"""
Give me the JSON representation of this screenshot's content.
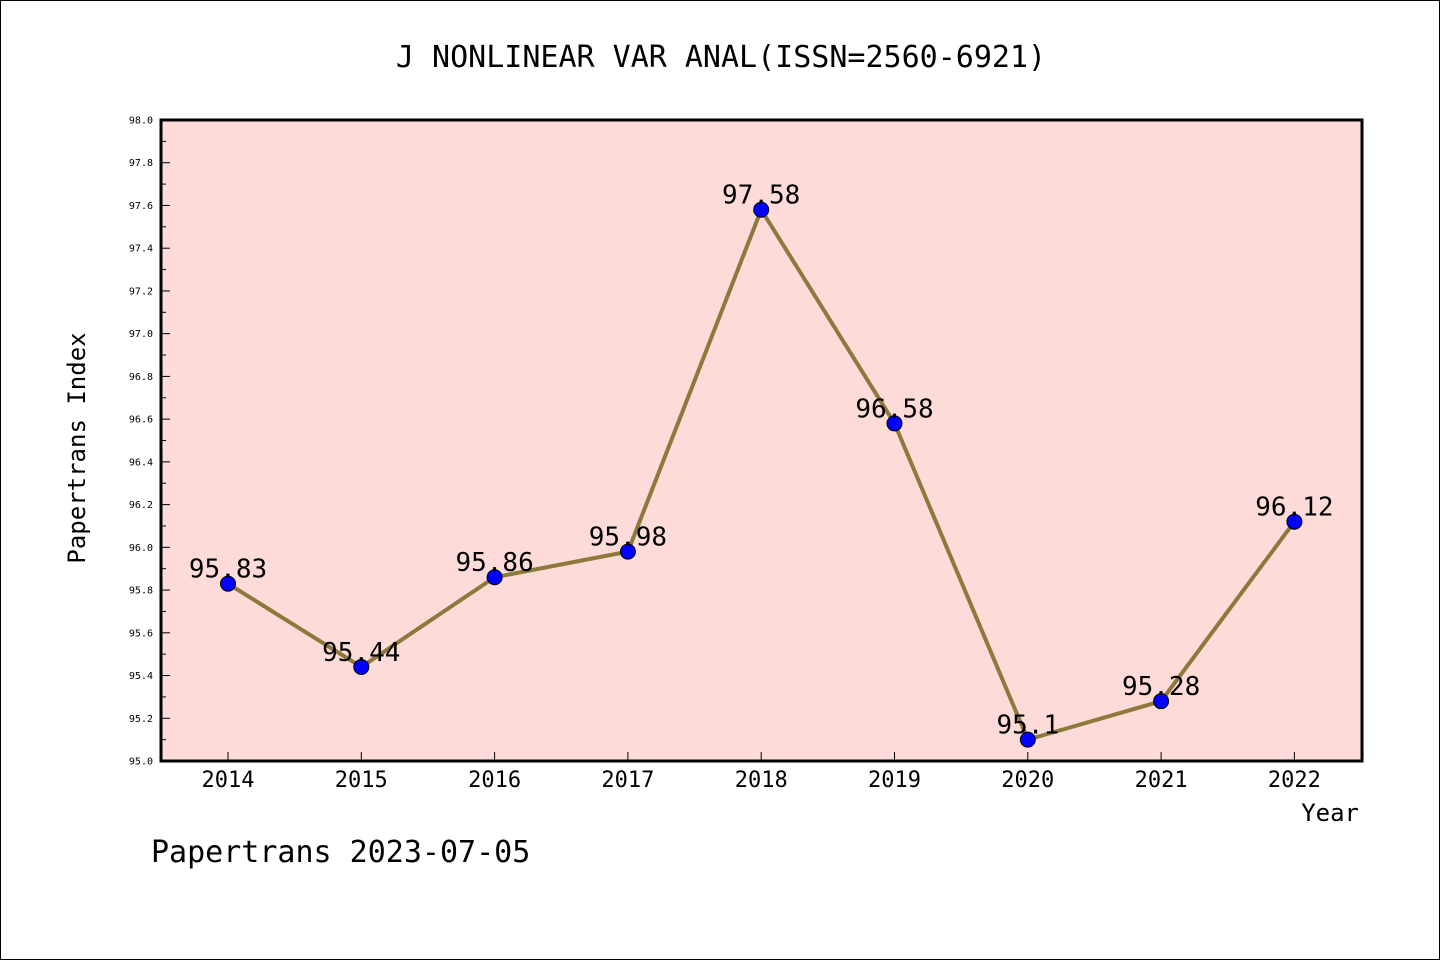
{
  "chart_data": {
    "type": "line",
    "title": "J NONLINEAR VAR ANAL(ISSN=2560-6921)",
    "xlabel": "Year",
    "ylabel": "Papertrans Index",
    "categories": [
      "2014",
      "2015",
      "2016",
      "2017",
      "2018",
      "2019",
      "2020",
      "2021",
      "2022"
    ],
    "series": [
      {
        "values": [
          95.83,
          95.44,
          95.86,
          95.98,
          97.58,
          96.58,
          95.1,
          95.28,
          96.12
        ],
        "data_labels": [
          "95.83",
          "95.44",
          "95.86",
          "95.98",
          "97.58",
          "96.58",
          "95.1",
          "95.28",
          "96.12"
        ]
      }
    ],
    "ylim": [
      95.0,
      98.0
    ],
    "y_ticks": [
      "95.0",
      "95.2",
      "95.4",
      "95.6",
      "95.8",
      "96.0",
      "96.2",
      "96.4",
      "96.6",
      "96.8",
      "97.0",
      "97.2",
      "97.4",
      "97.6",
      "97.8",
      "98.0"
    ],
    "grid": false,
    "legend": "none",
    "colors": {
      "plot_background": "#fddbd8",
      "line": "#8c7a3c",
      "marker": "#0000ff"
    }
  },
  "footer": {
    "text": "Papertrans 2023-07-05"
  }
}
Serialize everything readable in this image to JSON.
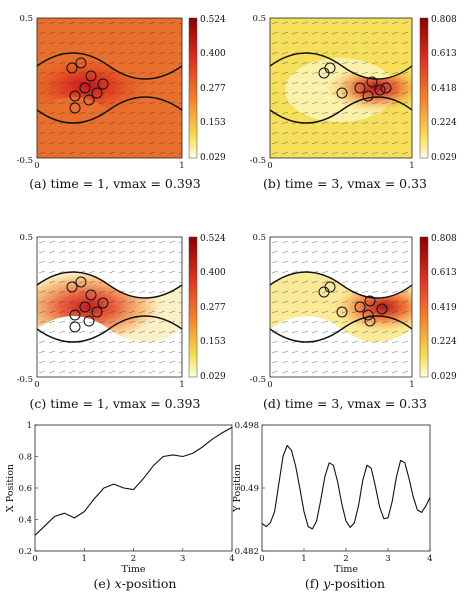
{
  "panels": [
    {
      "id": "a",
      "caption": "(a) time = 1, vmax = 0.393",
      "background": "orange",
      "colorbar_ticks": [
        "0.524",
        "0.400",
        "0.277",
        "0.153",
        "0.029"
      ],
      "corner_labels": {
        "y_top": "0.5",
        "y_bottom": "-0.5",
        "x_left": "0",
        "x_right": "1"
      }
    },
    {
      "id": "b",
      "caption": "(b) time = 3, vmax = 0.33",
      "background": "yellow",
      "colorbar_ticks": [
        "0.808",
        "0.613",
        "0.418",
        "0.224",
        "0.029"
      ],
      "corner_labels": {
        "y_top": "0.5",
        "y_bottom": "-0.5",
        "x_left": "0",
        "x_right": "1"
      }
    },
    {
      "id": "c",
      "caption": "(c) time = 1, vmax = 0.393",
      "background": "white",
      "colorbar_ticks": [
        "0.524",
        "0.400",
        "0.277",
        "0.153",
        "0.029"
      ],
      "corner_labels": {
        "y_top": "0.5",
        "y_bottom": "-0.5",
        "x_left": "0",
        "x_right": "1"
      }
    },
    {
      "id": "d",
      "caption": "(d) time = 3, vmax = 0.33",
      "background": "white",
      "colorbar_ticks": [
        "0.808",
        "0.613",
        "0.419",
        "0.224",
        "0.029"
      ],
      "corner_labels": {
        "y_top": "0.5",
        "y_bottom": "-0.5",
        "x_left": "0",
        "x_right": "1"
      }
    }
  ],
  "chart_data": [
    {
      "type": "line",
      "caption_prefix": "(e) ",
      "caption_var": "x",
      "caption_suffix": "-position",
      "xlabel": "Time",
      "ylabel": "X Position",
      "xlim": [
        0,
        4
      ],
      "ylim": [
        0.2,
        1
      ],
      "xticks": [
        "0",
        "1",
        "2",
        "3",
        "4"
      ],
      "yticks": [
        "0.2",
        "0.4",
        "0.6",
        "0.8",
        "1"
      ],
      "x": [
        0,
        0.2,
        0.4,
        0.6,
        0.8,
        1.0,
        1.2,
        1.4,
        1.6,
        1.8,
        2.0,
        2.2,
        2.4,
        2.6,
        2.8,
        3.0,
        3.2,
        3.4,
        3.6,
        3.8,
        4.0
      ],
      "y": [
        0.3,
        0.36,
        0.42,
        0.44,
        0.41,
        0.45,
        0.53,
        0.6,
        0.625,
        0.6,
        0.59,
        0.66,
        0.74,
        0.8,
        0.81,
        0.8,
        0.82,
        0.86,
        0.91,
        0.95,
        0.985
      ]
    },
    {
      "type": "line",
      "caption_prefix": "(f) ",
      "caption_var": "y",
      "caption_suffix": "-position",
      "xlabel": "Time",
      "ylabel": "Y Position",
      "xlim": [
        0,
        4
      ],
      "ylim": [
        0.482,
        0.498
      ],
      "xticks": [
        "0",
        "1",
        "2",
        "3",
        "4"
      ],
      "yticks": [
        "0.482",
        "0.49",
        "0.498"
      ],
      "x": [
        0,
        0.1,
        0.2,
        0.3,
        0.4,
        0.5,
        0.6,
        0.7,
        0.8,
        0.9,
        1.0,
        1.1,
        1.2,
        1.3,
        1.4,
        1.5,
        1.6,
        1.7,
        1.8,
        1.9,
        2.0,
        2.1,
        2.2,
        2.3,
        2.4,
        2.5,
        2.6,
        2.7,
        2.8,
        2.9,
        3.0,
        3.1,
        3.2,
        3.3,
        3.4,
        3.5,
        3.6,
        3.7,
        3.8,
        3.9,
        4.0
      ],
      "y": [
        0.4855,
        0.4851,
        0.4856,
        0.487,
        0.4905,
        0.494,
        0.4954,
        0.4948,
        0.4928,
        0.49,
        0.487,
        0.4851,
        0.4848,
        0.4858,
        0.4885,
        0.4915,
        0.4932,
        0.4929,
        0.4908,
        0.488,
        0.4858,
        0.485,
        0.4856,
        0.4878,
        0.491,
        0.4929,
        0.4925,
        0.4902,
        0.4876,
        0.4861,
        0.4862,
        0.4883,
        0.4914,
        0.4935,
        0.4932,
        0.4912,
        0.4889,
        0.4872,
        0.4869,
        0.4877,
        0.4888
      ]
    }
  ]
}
"""
#### [Stated goal]
Leave out the pictures and copy the rest of the material above exactly.

#### [Complete output]
Give me the JSON representation of this screenshot's content.
{
  "chart_data": {
    "type": "line",
    "title": "J NONLINEAR VAR ANAL(ISSN=2560-6921)",
    "xlabel": "Year",
    "ylabel": "Papertrans Index",
    "categories": [
      "2014",
      "2015",
      "2016",
      "2017",
      "2018",
      "2019",
      "2020",
      "2021",
      "2022"
    ],
    "series": [
      {
        "values": [
          95.83,
          95.44,
          95.86,
          95.98,
          97.58,
          96.58,
          95.1,
          95.28,
          96.12
        ],
        "data_labels": [
          "95.83",
          "95.44",
          "95.86",
          "95.98",
          "97.58",
          "96.58",
          "95.1",
          "95.28",
          "96.12"
        ]
      }
    ],
    "ylim": [
      95.0,
      98.0
    ],
    "y_ticks": [
      "95.0",
      "95.2",
      "95.4",
      "95.6",
      "95.8",
      "96.0",
      "96.2",
      "96.4",
      "96.6",
      "96.8",
      "97.0",
      "97.2",
      "97.4",
      "97.6",
      "97.8",
      "98.0"
    ],
    "grid": false,
    "legend": "none",
    "colors": {
      "plot_background": "#fddbd8",
      "line": "#8c7a3c",
      "marker": "#0000ff"
    }
  },
  "footer": {
    "text": "Papertrans 2023-07-05"
  }
}
Serialize everything readable in this image to JSON.
{
  "panels": [
    {
      "id": "a",
      "caption": "(a) time = 1, vmax = 0.393",
      "background": "orange",
      "colorbar_ticks": [
        "0.524",
        "0.400",
        "0.277",
        "0.153",
        "0.029"
      ],
      "corner_labels": {
        "y_top": "0.5",
        "y_bottom": "-0.5",
        "x_left": "0",
        "x_right": "1"
      }
    },
    {
      "id": "b",
      "caption": "(b) time = 3, vmax = 0.33",
      "background": "yellow",
      "colorbar_ticks": [
        "0.808",
        "0.613",
        "0.418",
        "0.224",
        "0.029"
      ],
      "corner_labels": {
        "y_top": "0.5",
        "y_bottom": "-0.5",
        "x_left": "0",
        "x_right": "1"
      }
    },
    {
      "id": "c",
      "caption": "(c) time = 1, vmax = 0.393",
      "background": "white",
      "colorbar_ticks": [
        "0.524",
        "0.400",
        "0.277",
        "0.153",
        "0.029"
      ],
      "corner_labels": {
        "y_top": "0.5",
        "y_bottom": "-0.5",
        "x_left": "0",
        "x_right": "1"
      }
    },
    {
      "id": "d",
      "caption": "(d) time = 3, vmax = 0.33",
      "background": "white",
      "colorbar_ticks": [
        "0.808",
        "0.613",
        "0.419",
        "0.224",
        "0.029"
      ],
      "corner_labels": {
        "y_top": "0.5",
        "y_bottom": "-0.5",
        "x_left": "0",
        "x_right": "1"
      }
    }
  ],
  "chart_data": [
    {
      "type": "line",
      "caption_prefix": "(e) ",
      "caption_var": "x",
      "caption_suffix": "-position",
      "xlabel": "Time",
      "ylabel": "X Position",
      "xlim": [
        0,
        4
      ],
      "ylim": [
        0.2,
        1
      ],
      "xticks": [
        "0",
        "1",
        "2",
        "3",
        "4"
      ],
      "yticks": [
        "0.2",
        "0.4",
        "0.6",
        "0.8",
        "1"
      ],
      "x": [
        0,
        0.2,
        0.4,
        0.6,
        0.8,
        1.0,
        1.2,
        1.4,
        1.6,
        1.8,
        2.0,
        2.2,
        2.4,
        2.6,
        2.8,
        3.0,
        3.2,
        3.4,
        3.6,
        3.8,
        4.0
      ],
      "y": [
        0.3,
        0.36,
        0.42,
        0.44,
        0.41,
        0.45,
        0.53,
        0.6,
        0.625,
        0.6,
        0.59,
        0.66,
        0.74,
        0.8,
        0.81,
        0.8,
        0.82,
        0.86,
        0.91,
        0.95,
        0.985
      ]
    },
    {
      "type": "line",
      "caption_prefix": "(f) ",
      "caption_var": "y",
      "caption_suffix": "-position",
      "xlabel": "Time",
      "ylabel": "Y Position",
      "xlim": [
        0,
        4
      ],
      "ylim": [
        0.482,
        0.498
      ],
      "xticks": [
        "0",
        "1",
        "2",
        "3",
        "4"
      ],
      "yticks": [
        "0.482",
        "0.49",
        "0.498"
      ],
      "x": [
        0,
        0.1,
        0.2,
        0.3,
        0.4,
        0.5,
        0.6,
        0.7,
        0.8,
        0.9,
        1.0,
        1.1,
        1.2,
        1.3,
        1.4,
        1.5,
        1.6,
        1.7,
        1.8,
        1.9,
        2.0,
        2.1,
        2.2,
        2.3,
        2.4,
        2.5,
        2.6,
        2.7,
        2.8,
        2.9,
        3.0,
        3.1,
        3.2,
        3.3,
        3.4,
        3.5,
        3.6,
        3.7,
        3.8,
        3.9,
        4.0
      ],
      "y": [
        0.4855,
        0.4851,
        0.4856,
        0.487,
        0.4905,
        0.494,
        0.4954,
        0.4948,
        0.4928,
        0.49,
        0.487,
        0.4851,
        0.4848,
        0.4858,
        0.4885,
        0.4915,
        0.4932,
        0.4929,
        0.4908,
        0.488,
        0.4858,
        0.485,
        0.4856,
        0.4878,
        0.491,
        0.4929,
        0.4925,
        0.4902,
        0.4876,
        0.4861,
        0.4862,
        0.4883,
        0.4914,
        0.4935,
        0.4932,
        0.4912,
        0.4889,
        0.4872,
        0.4869,
        0.4877,
        0.4888
      ]
    }
  ]
}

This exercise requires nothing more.